* Start DATASET RECORDS *
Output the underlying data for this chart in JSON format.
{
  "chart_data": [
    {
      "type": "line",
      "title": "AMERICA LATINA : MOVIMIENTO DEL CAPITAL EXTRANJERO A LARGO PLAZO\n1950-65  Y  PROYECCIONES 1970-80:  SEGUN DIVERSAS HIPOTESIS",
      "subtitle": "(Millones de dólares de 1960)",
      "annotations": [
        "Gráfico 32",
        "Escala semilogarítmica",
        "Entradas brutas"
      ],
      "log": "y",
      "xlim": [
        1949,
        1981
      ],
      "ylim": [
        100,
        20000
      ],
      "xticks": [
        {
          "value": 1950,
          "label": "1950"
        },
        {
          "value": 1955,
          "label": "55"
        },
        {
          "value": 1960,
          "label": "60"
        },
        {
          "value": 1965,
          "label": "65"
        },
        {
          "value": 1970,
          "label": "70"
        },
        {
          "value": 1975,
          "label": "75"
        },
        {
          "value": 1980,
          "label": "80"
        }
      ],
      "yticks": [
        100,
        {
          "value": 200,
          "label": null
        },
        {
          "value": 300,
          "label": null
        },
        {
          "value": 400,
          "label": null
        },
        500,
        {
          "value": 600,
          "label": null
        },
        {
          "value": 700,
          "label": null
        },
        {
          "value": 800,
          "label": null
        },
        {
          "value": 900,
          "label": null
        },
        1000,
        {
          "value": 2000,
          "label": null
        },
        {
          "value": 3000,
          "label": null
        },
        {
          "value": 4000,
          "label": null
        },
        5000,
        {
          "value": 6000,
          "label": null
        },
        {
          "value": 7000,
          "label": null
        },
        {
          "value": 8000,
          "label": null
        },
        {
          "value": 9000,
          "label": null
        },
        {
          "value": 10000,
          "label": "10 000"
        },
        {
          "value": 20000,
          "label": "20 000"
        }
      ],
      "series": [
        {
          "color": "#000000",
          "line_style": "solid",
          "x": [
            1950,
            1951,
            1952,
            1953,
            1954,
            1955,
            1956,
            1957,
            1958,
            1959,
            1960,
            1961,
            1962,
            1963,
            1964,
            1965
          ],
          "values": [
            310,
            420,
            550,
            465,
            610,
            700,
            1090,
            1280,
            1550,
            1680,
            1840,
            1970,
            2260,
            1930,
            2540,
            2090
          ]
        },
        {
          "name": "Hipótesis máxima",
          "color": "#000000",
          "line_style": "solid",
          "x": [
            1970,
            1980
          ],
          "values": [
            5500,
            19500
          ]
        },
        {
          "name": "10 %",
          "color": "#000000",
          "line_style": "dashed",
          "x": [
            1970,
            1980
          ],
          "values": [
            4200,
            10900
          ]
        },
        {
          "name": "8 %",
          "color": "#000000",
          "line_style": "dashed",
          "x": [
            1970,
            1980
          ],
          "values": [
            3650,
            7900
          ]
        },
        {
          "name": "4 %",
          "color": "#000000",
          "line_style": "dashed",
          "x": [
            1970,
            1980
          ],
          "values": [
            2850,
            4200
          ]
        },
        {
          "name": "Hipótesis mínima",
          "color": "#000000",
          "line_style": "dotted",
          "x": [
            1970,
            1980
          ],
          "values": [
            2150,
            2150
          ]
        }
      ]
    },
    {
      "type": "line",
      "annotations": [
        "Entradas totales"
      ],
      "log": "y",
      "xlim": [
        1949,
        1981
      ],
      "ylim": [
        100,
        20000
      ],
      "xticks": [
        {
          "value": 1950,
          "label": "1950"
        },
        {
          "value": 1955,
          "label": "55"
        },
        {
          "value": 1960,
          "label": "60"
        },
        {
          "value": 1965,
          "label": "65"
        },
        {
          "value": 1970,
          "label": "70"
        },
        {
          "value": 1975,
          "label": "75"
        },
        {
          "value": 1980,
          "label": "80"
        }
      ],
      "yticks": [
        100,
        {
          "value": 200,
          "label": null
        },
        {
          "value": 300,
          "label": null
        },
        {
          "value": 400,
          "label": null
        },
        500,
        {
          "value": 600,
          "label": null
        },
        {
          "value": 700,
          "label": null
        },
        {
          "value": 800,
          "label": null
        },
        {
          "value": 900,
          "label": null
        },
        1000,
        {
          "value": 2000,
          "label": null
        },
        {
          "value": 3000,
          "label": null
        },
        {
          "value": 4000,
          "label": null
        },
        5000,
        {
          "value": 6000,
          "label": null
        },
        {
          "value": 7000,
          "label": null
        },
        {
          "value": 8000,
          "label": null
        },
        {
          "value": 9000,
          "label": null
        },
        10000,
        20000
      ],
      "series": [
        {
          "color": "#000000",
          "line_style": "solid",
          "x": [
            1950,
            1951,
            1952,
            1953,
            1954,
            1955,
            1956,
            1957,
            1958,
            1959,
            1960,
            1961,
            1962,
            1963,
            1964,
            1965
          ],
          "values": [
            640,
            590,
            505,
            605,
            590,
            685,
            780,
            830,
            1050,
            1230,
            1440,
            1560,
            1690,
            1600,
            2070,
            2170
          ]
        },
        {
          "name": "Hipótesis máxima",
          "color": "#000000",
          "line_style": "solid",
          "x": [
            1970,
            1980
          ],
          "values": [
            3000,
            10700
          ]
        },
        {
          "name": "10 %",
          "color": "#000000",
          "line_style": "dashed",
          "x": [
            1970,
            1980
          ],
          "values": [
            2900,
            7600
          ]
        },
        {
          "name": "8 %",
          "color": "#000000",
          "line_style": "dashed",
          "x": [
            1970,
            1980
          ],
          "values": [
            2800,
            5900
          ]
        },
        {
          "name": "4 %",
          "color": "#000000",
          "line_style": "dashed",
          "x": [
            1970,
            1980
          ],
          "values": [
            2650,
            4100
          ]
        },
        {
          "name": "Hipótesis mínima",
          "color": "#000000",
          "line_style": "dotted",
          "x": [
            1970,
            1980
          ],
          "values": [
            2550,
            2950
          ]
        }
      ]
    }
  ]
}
* End DATASET RECORDS *
• [TO BE DONE]: Produce an exact copy of the whole listing.

• [TASK SOLUTION]:
Output the underlying data for this chart in JSON format.
{
  "chart_data": [
    {
      "type": "line",
      "title": "AMERICA LATINA : MOVIMIENTO DEL CAPITAL EXTRANJERO A LARGO PLAZO\n1950-65  Y  PROYECCIONES 1970-80:  SEGUN DIVERSAS HIPOTESIS",
      "subtitle": "(Millones de dólares de 1960)",
      "annotations": [
        "Gráfico 32",
        "Escala semilogarítmica",
        "Entradas brutas"
      ],
      "log": "y",
      "xlim": [
        1949,
        1981
      ],
      "ylim": [
        100,
        20000
      ],
      "xticks": [
        {
          "value": 1950,
          "label": "1950"
        },
        {
          "value": 1955,
          "label": "55"
        },
        {
          "value": 1960,
          "label": "60"
        },
        {
          "value": 1965,
          "label": "65"
        },
        {
          "value": 1970,
          "label": "70"
        },
        {
          "value": 1975,
          "label": "75"
        },
        {
          "value": 1980,
          "label": "80"
        }
      ],
      "yticks": [
        100,
        {
          "value": 200,
          "label": null
        },
        {
          "value": 300,
          "label": null
        },
        {
          "value": 400,
          "label": null
        },
        500,
        {
          "value": 600,
          "label": null
        },
        {
          "value": 700,
          "label": null
        },
        {
          "value": 800,
          "label": null
        },
        {
          "value": 900,
          "label": null
        },
        1000,
        {
          "value": 2000,
          "label": null
        },
        {
          "value": 3000,
          "label": null
        },
        {
          "value": 4000,
          "label": null
        },
        5000,
        {
          "value": 6000,
          "label": null
        },
        {
          "value": 7000,
          "label": null
        },
        {
          "value": 8000,
          "label": null
        },
        {
          "value": 9000,
          "label": null
        },
        {
          "value": 10000,
          "label": "10 000"
        },
        {
          "value": 20000,
          "label": "20 000"
        }
      ],
      "series": [
        {
          "color": "#000000",
          "line_style": "solid",
          "x": [
            1950,
            1951,
            1952,
            1953,
            1954,
            1955,
            1956,
            1957,
            1958,
            1959,
            1960,
            1961,
            1962,
            1963,
            1964,
            1965
          ],
          "values": [
            310,
            420,
            550,
            465,
            610,
            700,
            1090,
            1280,
            1550,
            1680,
            1840,
            1970,
            2260,
            1930,
            2540,
            2090
          ]
        },
        {
          "name": "Hipótesis máxima",
          "color": "#000000",
          "line_style": "solid",
          "x": [
            1970,
            1980
          ],
          "values": [
            5500,
            19500
          ]
        },
        {
          "name": "10 %",
          "color": "#000000",
          "line_style": "dashed",
          "x": [
            1970,
            1980
          ],
          "values": [
            4200,
            10900
          ]
        },
        {
          "name": "8 %",
          "color": "#000000",
          "line_style": "dashed",
          "x": [
            1970,
            1980
          ],
          "values": [
            3650,
            7900
          ]
        },
        {
          "name": "4 %",
          "color": "#000000",
          "line_style": "dashed",
          "x": [
            1970,
            1980
          ],
          "values": [
            2850,
            4200
          ]
        },
        {
          "name": "Hipótesis mínima",
          "color": "#000000",
          "line_style": "dotted",
          "x": [
            1970,
            1980
          ],
          "values": [
            2150,
            2150
          ]
        }
      ]
    },
    {
      "type": "line",
      "annotations": [
        "Entradas totales"
      ],
      "log": "y",
      "xlim": [
        1949,
        1981
      ],
      "ylim": [
        100,
        20000
      ],
      "xticks": [
        {
          "value": 1950,
          "label": "1950"
        },
        {
          "value": 1955,
          "label": "55"
        },
        {
          "value": 1960,
          "label": "60"
        },
        {
          "value": 1965,
          "label": "65"
        },
        {
          "value": 1970,
          "label": "70"
        },
        {
          "value": 1975,
          "label": "75"
        },
        {
          "value": 1980,
          "label": "80"
        }
      ],
      "yticks": [
        100,
        {
          "value": 200,
          "label": null
        },
        {
          "value": 300,
          "label": null
        },
        {
          "value": 400,
          "label": null
        },
        500,
        {
          "value": 600,
          "label": null
        },
        {
          "value": 700,
          "label": null
        },
        {
          "value": 800,
          "label": null
        },
        {
          "value": 900,
          "label": null
        },
        1000,
        {
          "value": 2000,
          "label": null
        },
        {
          "value": 3000,
          "label": null
        },
        {
          "value": 4000,
          "label": null
        },
        5000,
        {
          "value": 6000,
          "label": null
        },
        {
          "value": 7000,
          "label": null
        },
        {
          "value": 8000,
          "label": null
        },
        {
          "value": 9000,
          "label": null
        },
        10000,
        20000
      ],
      "series": [
        {
          "color": "#000000",
          "line_style": "solid",
          "x": [
            1950,
            1951,
            1952,
            1953,
            1954,
            1955,
            1956,
            1957,
            1958,
            1959,
            1960,
            1961,
            1962,
            1963,
            1964,
            1965
          ],
          "values": [
            640,
            590,
            505,
            605,
            590,
            685,
            780,
            830,
            1050,
            1230,
            1440,
            1560,
            1690,
            1600,
            2070,
            2170
          ]
        },
        {
          "name": "Hipótesis máxima",
          "color": "#000000",
          "line_style": "solid",
          "x": [
            1970,
            1980
          ],
          "values": [
            3000,
            10700
          ]
        },
        {
          "name": "10 %",
          "color": "#000000",
          "line_style": "dashed",
          "x": [
            1970,
            1980
          ],
          "values": [
            2900,
            7600
          ]
        },
        {
          "name": "8 %",
          "color": "#000000",
          "line_style": "dashed",
          "x": [
            1970,
            1980
          ],
          "values": [
            2800,
            5900
          ]
        },
        {
          "name": "4 %",
          "color": "#000000",
          "line_style": "dashed",
          "x": [
            1970,
            1980
          ],
          "values": [
            2650,
            4100
          ]
        },
        {
          "name": "Hipótesis mínima",
          "color": "#000000",
          "line_style": "dotted",
          "x": [
            1970,
            1980
          ],
          "values": [
            2550,
            2950
          ]
        }
      ]
    }
  ]
}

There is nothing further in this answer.